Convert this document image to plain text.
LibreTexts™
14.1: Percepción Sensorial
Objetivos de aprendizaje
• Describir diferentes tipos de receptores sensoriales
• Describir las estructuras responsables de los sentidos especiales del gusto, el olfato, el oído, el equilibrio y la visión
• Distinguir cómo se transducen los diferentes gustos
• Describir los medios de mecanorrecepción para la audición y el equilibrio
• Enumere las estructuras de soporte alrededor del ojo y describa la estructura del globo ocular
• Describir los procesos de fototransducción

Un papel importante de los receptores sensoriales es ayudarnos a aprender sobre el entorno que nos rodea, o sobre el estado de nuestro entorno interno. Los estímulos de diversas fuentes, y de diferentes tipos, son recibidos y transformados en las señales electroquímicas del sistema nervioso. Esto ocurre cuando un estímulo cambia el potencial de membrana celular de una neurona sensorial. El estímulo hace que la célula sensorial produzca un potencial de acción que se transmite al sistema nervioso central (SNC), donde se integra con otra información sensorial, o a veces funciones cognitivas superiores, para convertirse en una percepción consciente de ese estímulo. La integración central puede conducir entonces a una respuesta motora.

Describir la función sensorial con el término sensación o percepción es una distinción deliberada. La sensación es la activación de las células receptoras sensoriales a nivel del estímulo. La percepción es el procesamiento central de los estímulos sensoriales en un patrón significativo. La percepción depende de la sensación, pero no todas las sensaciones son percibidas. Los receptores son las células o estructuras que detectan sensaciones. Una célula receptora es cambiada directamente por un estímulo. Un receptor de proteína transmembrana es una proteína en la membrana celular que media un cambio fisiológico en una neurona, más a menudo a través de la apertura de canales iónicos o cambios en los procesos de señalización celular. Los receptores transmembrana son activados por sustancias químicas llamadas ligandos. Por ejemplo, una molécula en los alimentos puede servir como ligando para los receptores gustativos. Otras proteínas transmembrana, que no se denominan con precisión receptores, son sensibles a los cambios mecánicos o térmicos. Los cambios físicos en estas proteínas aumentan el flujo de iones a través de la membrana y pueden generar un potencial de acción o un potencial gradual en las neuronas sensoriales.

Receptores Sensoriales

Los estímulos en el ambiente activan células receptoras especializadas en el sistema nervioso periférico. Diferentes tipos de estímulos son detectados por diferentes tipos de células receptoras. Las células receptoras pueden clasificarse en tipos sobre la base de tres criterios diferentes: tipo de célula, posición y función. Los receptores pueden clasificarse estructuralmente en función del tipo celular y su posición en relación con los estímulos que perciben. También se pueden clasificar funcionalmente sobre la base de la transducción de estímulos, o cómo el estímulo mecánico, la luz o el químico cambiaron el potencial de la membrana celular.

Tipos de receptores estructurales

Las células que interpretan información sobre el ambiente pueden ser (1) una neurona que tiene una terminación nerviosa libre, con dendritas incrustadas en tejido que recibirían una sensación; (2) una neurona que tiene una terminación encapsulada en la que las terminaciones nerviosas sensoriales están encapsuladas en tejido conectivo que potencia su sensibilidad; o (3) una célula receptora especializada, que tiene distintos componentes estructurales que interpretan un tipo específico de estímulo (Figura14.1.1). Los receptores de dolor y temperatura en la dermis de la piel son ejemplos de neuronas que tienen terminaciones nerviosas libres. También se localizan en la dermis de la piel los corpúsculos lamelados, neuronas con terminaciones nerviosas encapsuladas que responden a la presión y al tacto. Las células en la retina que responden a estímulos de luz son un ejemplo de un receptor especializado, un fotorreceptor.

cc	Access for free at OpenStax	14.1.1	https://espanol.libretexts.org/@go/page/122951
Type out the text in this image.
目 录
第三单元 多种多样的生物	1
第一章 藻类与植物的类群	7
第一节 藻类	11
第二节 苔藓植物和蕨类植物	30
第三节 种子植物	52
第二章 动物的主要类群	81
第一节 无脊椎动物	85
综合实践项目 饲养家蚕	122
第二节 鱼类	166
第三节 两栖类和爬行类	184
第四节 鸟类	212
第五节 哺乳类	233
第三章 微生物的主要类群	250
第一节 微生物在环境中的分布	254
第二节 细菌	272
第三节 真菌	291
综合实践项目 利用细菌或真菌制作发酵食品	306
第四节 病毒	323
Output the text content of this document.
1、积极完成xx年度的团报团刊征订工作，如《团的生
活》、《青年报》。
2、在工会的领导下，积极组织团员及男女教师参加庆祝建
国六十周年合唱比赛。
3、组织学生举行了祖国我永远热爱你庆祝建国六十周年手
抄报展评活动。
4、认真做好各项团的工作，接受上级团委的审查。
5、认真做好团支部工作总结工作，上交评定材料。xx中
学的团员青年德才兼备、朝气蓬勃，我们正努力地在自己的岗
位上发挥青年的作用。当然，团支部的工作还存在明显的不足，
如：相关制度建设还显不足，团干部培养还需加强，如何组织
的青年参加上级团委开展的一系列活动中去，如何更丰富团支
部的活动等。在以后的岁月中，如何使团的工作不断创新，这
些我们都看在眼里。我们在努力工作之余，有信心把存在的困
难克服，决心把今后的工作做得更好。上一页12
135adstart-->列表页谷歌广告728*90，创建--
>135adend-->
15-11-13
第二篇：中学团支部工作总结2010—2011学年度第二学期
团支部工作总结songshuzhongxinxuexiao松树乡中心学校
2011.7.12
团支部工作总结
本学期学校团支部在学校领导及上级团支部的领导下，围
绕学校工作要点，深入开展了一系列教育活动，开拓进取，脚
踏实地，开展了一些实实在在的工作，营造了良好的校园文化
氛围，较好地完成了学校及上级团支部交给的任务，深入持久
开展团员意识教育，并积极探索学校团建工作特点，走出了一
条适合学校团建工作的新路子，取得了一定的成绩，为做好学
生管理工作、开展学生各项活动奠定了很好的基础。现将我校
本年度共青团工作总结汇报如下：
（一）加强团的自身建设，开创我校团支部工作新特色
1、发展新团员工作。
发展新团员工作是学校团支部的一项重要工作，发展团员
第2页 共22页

## TASK INSTRUCTIONS
Above are the records. Identify each line that contains the word "综合实践项目".

## SOLUTION TO THE PROBLEM
综合实践项目 饲养家蚕	122
综合实践项目 利用细菌或真菌制作发酵食品	306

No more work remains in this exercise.